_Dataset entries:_
********************
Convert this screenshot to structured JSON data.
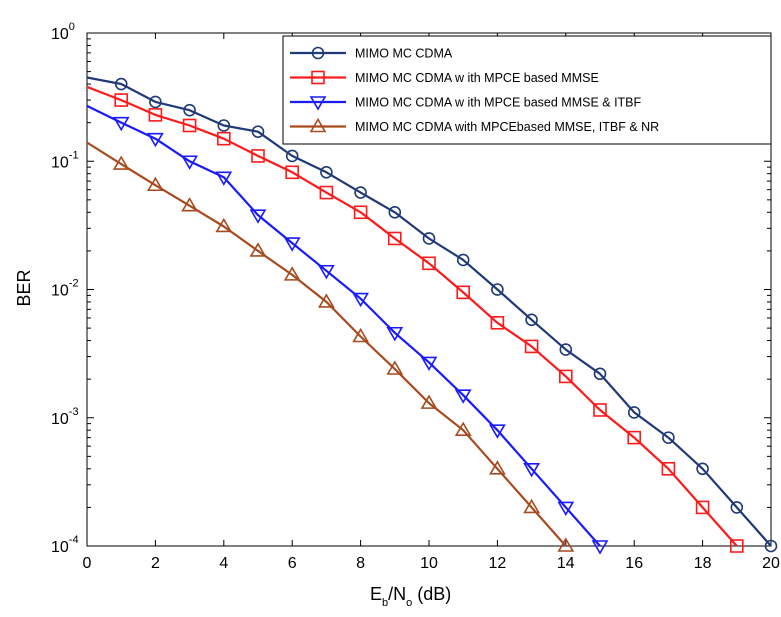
{
  "chart_data": {
    "type": "line",
    "title": "",
    "xlabel": "E_b/N_o (dB)",
    "xlabel_parts": {
      "E": "E",
      "b": "b",
      "slash_n": "/N",
      "o": "o",
      "unit": "(dB)"
    },
    "ylabel": "BER",
    "x_scale": "linear",
    "y_scale": "log",
    "xlim": [
      0,
      20
    ],
    "ylim": [
      0.0001,
      1
    ],
    "x_ticks": [
      "0",
      "2",
      "4",
      "6",
      "8",
      "10",
      "12",
      "14",
      "16",
      "18",
      "20"
    ],
    "y_ticks": [
      {
        "base": "10",
        "exp": "0"
      },
      {
        "base": "10",
        "exp": "-1"
      },
      {
        "base": "10",
        "exp": "-2"
      },
      {
        "base": "10",
        "exp": "-3"
      },
      {
        "base": "10",
        "exp": "-4"
      }
    ],
    "grid": false,
    "legend_position": "top-right",
    "series": [
      {
        "name": "MIMO  MC CDMA",
        "color": "#1f3a78",
        "marker": "circle",
        "x": [
          0,
          1,
          2,
          3,
          4,
          5,
          6,
          7,
          8,
          9,
          10,
          11,
          12,
          13,
          14,
          15,
          16,
          17,
          18,
          19,
          20
        ],
        "y": [
          0.45,
          0.4,
          0.29,
          0.25,
          0.19,
          0.17,
          0.11,
          0.082,
          0.057,
          0.04,
          0.025,
          0.017,
          0.01,
          0.0058,
          0.0034,
          0.0022,
          0.0011,
          0.0007,
          0.0004,
          0.0002,
          0.0001
        ]
      },
      {
        "name": "MIMO  MC CDMA w ith MPCE  based MMSE",
        "color": "#ff1a1a",
        "marker": "square",
        "x": [
          0,
          1,
          2,
          3,
          4,
          5,
          6,
          7,
          8,
          9,
          10,
          11,
          12,
          13,
          14,
          15,
          16,
          17,
          18,
          19
        ],
        "y": [
          0.38,
          0.3,
          0.23,
          0.19,
          0.15,
          0.11,
          0.082,
          0.057,
          0.04,
          0.025,
          0.016,
          0.0095,
          0.0055,
          0.0036,
          0.0021,
          0.00115,
          0.0007,
          0.0004,
          0.0002,
          0.0001
        ]
      },
      {
        "name": "MIMO MC CDMA w ith MPCE based MMSE & ITBF",
        "color": "#1a1aff",
        "marker": "triangle-down",
        "x": [
          0,
          1,
          2,
          3,
          4,
          5,
          6,
          7,
          8,
          9,
          10,
          11,
          12,
          13,
          14,
          15
        ],
        "y": [
          0.27,
          0.2,
          0.15,
          0.1,
          0.075,
          0.038,
          0.023,
          0.014,
          0.0085,
          0.0046,
          0.0027,
          0.0015,
          0.0008,
          0.0004,
          0.0002,
          0.0001
        ]
      },
      {
        "name": "MIMO MC CDMA with MPCEbased MMSE, ITBF & NR",
        "color": "#a84a1e",
        "marker": "triangle-up",
        "x": [
          0,
          1,
          2,
          3,
          4,
          5,
          6,
          7,
          8,
          9,
          10,
          11,
          12,
          13,
          14
        ],
        "y": [
          0.14,
          0.095,
          0.065,
          0.045,
          0.031,
          0.02,
          0.013,
          0.008,
          0.0043,
          0.0024,
          0.0013,
          0.0008,
          0.0004,
          0.0002,
          0.0001
        ]
      }
    ]
  }
}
********************
_WHAT IS ASKED:_ Restate the whole of the material word for word without the pictures.

_RESULT:_
Convert this screenshot to structured JSON data.
{
  "chart_data": {
    "type": "line",
    "title": "",
    "xlabel": "E_b/N_o (dB)",
    "xlabel_parts": {
      "E": "E",
      "b": "b",
      "slash_n": "/N",
      "o": "o",
      "unit": "(dB)"
    },
    "ylabel": "BER",
    "x_scale": "linear",
    "y_scale": "log",
    "xlim": [
      0,
      20
    ],
    "ylim": [
      0.0001,
      1
    ],
    "x_ticks": [
      "0",
      "2",
      "4",
      "6",
      "8",
      "10",
      "12",
      "14",
      "16",
      "18",
      "20"
    ],
    "y_ticks": [
      {
        "base": "10",
        "exp": "0"
      },
      {
        "base": "10",
        "exp": "-1"
      },
      {
        "base": "10",
        "exp": "-2"
      },
      {
        "base": "10",
        "exp": "-3"
      },
      {
        "base": "10",
        "exp": "-4"
      }
    ],
    "grid": false,
    "legend_position": "top-right",
    "series": [
      {
        "name": "MIMO  MC CDMA",
        "color": "#1f3a78",
        "marker": "circle",
        "x": [
          0,
          1,
          2,
          3,
          4,
          5,
          6,
          7,
          8,
          9,
          10,
          11,
          12,
          13,
          14,
          15,
          16,
          17,
          18,
          19,
          20
        ],
        "y": [
          0.45,
          0.4,
          0.29,
          0.25,
          0.19,
          0.17,
          0.11,
          0.082,
          0.057,
          0.04,
          0.025,
          0.017,
          0.01,
          0.0058,
          0.0034,
          0.0022,
          0.0011,
          0.0007,
          0.0004,
          0.0002,
          0.0001
        ]
      },
      {
        "name": "MIMO  MC CDMA w ith MPCE  based MMSE",
        "color": "#ff1a1a",
        "marker": "square",
        "x": [
          0,
          1,
          2,
          3,
          4,
          5,
          6,
          7,
          8,
          9,
          10,
          11,
          12,
          13,
          14,
          15,
          16,
          17,
          18,
          19
        ],
        "y": [
          0.38,
          0.3,
          0.23,
          0.19,
          0.15,
          0.11,
          0.082,
          0.057,
          0.04,
          0.025,
          0.016,
          0.0095,
          0.0055,
          0.0036,
          0.0021,
          0.00115,
          0.0007,
          0.0004,
          0.0002,
          0.0001
        ]
      },
      {
        "name": "MIMO MC CDMA w ith MPCE based MMSE & ITBF",
        "color": "#1a1aff",
        "marker": "triangle-down",
        "x": [
          0,
          1,
          2,
          3,
          4,
          5,
          6,
          7,
          8,
          9,
          10,
          11,
          12,
          13,
          14,
          15
        ],
        "y": [
          0.27,
          0.2,
          0.15,
          0.1,
          0.075,
          0.038,
          0.023,
          0.014,
          0.0085,
          0.0046,
          0.0027,
          0.0015,
          0.0008,
          0.0004,
          0.0002,
          0.0001
        ]
      },
      {
        "name": "MIMO MC CDMA with MPCEbased MMSE, ITBF & NR",
        "color": "#a84a1e",
        "marker": "triangle-up",
        "x": [
          0,
          1,
          2,
          3,
          4,
          5,
          6,
          7,
          8,
          9,
          10,
          11,
          12,
          13,
          14
        ],
        "y": [
          0.14,
          0.095,
          0.065,
          0.045,
          0.031,
          0.02,
          0.013,
          0.008,
          0.0043,
          0.0024,
          0.0013,
          0.0008,
          0.0004,
          0.0002,
          0.0001
        ]
      }
    ]
  }
}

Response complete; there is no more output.